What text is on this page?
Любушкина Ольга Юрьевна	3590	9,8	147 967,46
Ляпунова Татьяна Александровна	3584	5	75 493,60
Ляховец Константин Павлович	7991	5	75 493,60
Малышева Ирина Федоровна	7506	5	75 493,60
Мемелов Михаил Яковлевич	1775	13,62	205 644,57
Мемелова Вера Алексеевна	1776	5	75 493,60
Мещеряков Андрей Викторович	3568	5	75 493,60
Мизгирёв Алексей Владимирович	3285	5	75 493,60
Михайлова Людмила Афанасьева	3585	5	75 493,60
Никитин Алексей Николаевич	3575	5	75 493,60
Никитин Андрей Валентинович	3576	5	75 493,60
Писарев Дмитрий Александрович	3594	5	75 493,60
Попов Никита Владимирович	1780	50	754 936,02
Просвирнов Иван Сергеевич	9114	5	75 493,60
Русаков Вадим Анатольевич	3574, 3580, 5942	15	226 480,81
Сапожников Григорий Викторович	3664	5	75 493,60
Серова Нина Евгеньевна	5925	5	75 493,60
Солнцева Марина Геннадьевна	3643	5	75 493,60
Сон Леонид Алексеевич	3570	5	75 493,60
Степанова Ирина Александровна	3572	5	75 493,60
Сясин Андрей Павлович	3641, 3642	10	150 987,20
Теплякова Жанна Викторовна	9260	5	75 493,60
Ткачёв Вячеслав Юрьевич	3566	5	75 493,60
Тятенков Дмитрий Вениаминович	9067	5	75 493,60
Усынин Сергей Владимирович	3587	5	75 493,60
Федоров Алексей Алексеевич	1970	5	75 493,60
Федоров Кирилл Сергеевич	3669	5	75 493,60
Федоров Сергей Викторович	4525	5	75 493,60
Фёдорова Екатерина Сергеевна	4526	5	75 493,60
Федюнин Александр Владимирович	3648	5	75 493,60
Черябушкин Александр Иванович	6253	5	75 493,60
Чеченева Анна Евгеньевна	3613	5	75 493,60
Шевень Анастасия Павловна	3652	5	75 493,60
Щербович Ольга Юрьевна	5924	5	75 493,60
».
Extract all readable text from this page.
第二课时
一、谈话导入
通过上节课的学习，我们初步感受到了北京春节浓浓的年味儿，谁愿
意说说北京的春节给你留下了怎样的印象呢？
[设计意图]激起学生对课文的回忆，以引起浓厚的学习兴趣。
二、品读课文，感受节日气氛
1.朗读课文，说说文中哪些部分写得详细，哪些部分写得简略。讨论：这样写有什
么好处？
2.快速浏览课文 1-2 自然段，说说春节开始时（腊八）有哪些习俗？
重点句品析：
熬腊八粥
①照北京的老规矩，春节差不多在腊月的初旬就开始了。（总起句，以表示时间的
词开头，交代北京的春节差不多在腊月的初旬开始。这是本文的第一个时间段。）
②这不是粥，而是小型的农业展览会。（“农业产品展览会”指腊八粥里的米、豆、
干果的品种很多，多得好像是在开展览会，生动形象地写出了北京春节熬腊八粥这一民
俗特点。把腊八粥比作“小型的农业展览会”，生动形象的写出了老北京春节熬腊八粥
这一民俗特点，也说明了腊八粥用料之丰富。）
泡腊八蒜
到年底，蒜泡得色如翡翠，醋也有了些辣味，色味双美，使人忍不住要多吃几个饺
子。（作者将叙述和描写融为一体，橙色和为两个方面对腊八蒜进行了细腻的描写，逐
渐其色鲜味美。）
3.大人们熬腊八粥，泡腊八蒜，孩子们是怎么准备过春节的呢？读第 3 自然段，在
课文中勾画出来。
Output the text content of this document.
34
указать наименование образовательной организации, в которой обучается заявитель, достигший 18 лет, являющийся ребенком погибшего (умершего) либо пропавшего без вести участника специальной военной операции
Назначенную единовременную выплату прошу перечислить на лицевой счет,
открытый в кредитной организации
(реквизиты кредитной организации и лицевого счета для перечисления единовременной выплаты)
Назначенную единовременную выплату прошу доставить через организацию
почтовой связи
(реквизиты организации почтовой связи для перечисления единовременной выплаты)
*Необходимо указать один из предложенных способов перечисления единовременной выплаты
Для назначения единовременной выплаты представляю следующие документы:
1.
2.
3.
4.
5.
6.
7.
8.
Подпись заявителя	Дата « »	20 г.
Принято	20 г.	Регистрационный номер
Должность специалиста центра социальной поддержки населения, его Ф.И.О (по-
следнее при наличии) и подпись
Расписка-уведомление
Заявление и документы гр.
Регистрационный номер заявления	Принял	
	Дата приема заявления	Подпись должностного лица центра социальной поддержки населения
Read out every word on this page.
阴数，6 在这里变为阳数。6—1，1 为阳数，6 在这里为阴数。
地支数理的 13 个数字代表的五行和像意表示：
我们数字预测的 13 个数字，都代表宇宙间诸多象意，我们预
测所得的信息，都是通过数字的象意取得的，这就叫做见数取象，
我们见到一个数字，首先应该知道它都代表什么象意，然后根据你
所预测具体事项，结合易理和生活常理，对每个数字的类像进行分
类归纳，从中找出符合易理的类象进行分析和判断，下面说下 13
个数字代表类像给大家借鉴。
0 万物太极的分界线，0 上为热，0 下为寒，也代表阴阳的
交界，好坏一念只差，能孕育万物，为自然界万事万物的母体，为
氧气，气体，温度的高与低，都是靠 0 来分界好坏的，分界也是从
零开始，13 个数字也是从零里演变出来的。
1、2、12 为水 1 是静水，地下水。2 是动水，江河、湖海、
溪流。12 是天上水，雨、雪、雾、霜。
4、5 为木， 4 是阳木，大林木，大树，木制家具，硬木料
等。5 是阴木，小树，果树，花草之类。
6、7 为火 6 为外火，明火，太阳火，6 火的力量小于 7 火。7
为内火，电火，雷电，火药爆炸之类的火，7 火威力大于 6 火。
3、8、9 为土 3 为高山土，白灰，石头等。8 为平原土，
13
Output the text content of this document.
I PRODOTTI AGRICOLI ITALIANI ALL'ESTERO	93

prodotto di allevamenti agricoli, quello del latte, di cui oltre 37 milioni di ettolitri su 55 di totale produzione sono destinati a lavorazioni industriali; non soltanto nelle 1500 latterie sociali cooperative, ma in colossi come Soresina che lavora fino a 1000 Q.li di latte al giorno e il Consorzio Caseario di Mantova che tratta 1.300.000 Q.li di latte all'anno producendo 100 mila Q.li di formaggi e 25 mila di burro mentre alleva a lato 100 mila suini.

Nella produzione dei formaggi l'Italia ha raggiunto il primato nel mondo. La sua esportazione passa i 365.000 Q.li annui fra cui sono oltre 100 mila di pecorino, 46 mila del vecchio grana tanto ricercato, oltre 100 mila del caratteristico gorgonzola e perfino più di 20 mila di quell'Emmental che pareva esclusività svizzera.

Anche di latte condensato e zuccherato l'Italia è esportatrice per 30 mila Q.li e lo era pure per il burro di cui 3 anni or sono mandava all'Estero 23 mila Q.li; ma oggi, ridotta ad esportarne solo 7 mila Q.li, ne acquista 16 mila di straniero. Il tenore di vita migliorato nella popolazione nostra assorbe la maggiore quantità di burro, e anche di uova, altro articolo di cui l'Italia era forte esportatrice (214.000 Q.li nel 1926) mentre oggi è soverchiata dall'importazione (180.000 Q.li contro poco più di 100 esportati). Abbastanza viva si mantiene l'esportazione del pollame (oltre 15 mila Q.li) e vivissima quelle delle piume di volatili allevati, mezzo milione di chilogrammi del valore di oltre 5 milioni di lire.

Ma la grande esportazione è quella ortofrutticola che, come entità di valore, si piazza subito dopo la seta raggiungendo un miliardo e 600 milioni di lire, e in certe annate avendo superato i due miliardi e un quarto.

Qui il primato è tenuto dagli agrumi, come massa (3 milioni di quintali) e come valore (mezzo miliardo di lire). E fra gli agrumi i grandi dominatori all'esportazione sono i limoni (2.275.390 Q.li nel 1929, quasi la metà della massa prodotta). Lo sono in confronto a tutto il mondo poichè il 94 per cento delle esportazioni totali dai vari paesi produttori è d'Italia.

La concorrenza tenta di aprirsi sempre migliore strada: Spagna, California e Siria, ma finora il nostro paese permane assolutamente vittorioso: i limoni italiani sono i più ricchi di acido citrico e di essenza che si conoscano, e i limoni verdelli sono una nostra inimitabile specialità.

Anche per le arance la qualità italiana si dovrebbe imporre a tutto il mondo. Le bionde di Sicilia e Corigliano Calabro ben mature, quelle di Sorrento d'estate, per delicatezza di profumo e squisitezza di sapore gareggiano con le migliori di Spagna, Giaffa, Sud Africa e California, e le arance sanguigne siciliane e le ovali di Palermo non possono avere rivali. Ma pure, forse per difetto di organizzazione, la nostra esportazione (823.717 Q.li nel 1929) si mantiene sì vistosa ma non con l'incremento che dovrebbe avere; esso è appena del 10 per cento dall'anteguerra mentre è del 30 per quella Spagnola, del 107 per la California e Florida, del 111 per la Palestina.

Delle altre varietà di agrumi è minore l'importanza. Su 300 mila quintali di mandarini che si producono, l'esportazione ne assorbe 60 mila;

========================================

* SHORT PROBLEM *
Looking at the records above, tally the lines holding "miliardo" and reply with that number only.

* EXERCISE RESULT *
2